> _Objective_
How many lines of the records hold the string "heading"? Reply with the number alone.

* * * * *

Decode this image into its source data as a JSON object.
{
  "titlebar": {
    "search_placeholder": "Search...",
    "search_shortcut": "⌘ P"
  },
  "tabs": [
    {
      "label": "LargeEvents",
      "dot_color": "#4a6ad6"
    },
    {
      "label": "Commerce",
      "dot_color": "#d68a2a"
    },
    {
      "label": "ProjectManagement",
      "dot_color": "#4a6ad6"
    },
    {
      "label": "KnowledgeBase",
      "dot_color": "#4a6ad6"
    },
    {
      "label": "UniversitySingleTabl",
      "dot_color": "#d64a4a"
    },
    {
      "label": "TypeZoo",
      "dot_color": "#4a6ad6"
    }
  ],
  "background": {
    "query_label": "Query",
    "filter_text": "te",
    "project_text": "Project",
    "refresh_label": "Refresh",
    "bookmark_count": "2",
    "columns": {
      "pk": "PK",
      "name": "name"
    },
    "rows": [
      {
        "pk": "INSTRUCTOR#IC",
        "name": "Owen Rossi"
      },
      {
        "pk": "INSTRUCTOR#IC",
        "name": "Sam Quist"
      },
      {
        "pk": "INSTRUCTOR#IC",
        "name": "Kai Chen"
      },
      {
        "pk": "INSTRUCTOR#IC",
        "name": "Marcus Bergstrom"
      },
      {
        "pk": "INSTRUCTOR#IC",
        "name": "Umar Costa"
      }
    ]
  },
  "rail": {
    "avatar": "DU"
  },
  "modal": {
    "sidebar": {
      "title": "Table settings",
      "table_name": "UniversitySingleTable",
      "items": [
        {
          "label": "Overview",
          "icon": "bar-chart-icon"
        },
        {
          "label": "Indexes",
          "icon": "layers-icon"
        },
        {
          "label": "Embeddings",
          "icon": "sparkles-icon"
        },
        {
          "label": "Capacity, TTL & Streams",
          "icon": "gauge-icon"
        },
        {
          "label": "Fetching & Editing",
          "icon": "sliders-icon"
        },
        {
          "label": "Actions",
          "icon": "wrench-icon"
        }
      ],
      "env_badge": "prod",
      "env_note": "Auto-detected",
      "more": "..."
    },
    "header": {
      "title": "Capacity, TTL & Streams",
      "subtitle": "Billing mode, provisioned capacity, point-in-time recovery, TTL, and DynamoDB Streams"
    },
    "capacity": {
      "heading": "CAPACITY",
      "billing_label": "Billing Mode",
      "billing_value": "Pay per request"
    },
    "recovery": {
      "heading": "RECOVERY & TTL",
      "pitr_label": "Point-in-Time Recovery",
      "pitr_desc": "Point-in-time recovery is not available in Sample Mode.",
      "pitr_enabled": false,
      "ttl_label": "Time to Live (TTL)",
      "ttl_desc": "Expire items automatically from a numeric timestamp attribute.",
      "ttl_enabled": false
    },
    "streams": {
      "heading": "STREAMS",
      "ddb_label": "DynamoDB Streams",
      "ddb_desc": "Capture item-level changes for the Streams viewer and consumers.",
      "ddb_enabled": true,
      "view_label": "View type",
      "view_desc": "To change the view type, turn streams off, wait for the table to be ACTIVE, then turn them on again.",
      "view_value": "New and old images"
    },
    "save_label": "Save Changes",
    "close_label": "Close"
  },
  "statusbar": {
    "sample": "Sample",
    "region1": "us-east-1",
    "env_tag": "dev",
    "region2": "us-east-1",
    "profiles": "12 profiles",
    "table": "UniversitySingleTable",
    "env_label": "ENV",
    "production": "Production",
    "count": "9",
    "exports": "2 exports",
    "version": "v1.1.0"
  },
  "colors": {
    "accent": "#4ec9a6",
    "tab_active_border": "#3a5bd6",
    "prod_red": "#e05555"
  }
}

* * * * *

> _Solution to this exercise_
3